━━━━━ Exercise data ━━━━━

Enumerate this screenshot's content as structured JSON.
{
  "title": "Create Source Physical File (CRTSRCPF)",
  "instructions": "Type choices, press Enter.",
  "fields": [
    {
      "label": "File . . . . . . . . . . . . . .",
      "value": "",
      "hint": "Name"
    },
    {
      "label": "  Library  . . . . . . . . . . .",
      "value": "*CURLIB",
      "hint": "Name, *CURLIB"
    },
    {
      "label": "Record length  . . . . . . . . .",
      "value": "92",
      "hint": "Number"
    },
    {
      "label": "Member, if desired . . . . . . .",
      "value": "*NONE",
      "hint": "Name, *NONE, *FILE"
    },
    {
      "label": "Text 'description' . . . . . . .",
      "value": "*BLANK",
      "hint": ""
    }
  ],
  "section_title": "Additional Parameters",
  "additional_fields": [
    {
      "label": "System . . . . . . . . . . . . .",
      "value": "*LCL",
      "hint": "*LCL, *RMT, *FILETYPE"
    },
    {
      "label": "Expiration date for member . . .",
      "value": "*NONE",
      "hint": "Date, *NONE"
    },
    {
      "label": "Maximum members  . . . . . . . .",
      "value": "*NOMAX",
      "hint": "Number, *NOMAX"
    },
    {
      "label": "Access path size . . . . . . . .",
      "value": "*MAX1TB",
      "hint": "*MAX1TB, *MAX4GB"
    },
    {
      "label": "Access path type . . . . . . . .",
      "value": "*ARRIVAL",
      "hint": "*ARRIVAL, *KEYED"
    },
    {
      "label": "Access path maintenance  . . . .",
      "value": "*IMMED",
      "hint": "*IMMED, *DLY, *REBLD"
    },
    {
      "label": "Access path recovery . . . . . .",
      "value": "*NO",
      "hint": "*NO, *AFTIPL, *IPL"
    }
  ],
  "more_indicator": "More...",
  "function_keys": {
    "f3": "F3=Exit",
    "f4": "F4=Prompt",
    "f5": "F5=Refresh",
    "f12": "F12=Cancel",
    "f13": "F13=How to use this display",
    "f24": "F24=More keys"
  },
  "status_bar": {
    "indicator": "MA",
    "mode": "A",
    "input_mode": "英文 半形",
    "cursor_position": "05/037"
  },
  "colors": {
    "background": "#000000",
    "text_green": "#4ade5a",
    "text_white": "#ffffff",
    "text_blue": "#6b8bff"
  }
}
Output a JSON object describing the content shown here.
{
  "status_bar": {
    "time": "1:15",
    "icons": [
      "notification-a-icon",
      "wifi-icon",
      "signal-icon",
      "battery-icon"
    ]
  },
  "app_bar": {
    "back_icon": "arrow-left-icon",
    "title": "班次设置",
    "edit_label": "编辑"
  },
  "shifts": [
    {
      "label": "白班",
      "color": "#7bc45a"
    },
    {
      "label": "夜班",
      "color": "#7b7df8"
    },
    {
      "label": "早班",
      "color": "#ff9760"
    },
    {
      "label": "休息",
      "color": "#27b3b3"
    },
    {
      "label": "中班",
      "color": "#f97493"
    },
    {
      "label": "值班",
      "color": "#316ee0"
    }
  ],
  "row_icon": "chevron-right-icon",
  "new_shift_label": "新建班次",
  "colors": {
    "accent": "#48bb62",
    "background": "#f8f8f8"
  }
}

━━━━━

What you need to do => All of the data needs to be reproduced exactly, with no line missing.

Exercise response =>
Enumerate this screenshot's content as structured JSON.
{
  "title": "Create Source Physical File (CRTSRCPF)",
  "instructions": "Type choices, press Enter.",
  "fields": [
    {
      "label": "File . . . . . . . . . . . . . .",
      "value": "",
      "hint": "Name"
    },
    {
      "label": "  Library  . . . . . . . . . . .",
      "value": "*CURLIB",
      "hint": "Name, *CURLIB"
    },
    {
      "label": "Record length  . . . . . . . . .",
      "value": "92",
      "hint": "Number"
    },
    {
      "label": "Member, if desired . . . . . . .",
      "value": "*NONE",
      "hint": "Name, *NONE, *FILE"
    },
    {
      "label": "Text 'description' . . . . . . .",
      "value": "*BLANK",
      "hint": ""
    }
  ],
  "section_title": "Additional Parameters",
  "additional_fields": [
    {
      "label": "System . . . . . . . . . . . . .",
      "value": "*LCL",
      "hint": "*LCL, *RMT, *FILETYPE"
    },
    {
      "label": "Expiration date for member . . .",
      "value": "*NONE",
      "hint": "Date, *NONE"
    },
    {
      "label": "Maximum members  . . . . . . . .",
      "value": "*NOMAX",
      "hint": "Number, *NOMAX"
    },
    {
      "label": "Access path size . . . . . . . .",
      "value": "*MAX1TB",
      "hint": "*MAX1TB, *MAX4GB"
    },
    {
      "label": "Access path type . . . . . . . .",
      "value": "*ARRIVAL",
      "hint": "*ARRIVAL, *KEYED"
    },
    {
      "label": "Access path maintenance  . . . .",
      "value": "*IMMED",
      "hint": "*IMMED, *DLY, *REBLD"
    },
    {
      "label": "Access path recovery . . . . . .",
      "value": "*NO",
      "hint": "*NO, *AFTIPL, *IPL"
    }
  ],
  "more_indicator": "More...",
  "function_keys": {
    "f3": "F3=Exit",
    "f4": "F4=Prompt",
    "f5": "F5=Refresh",
    "f12": "F12=Cancel",
    "f13": "F13=How to use this display",
    "f24": "F24=More keys"
  },
  "status_bar": {
    "indicator": "MA",
    "mode": "A",
    "input_mode": "英文 半形",
    "cursor_position": "05/037"
  },
  "colors": {
    "background": "#000000",
    "text_green": "#4ade5a",
    "text_white": "#ffffff",
    "text_blue": "#6b8bff"
  }
}
Output a JSON object describing the content shown here.
{
  "status_bar": {
    "time": "1:15",
    "icons": [
      "notification-a-icon",
      "wifi-icon",
      "signal-icon",
      "battery-icon"
    ]
  },
  "app_bar": {
    "back_icon": "arrow-left-icon",
    "title": "班次设置",
    "edit_label": "编辑"
  },
  "shifts": [
    {
      "label": "白班",
      "color": "#7bc45a"
    },
    {
      "label": "夜班",
      "color": "#7b7df8"
    },
    {
      "label": "早班",
      "color": "#ff9760"
    },
    {
      "label": "休息",
      "color": "#27b3b3"
    },
    {
      "label": "中班",
      "color": "#f97493"
    },
    {
      "label": "值班",
      "color": "#316ee0"
    }
  ],
  "row_icon": "chevron-right-icon",
  "new_shift_label": "新建班次",
  "colors": {
    "accent": "#48bb62",
    "background": "#f8f8f8"
  }
}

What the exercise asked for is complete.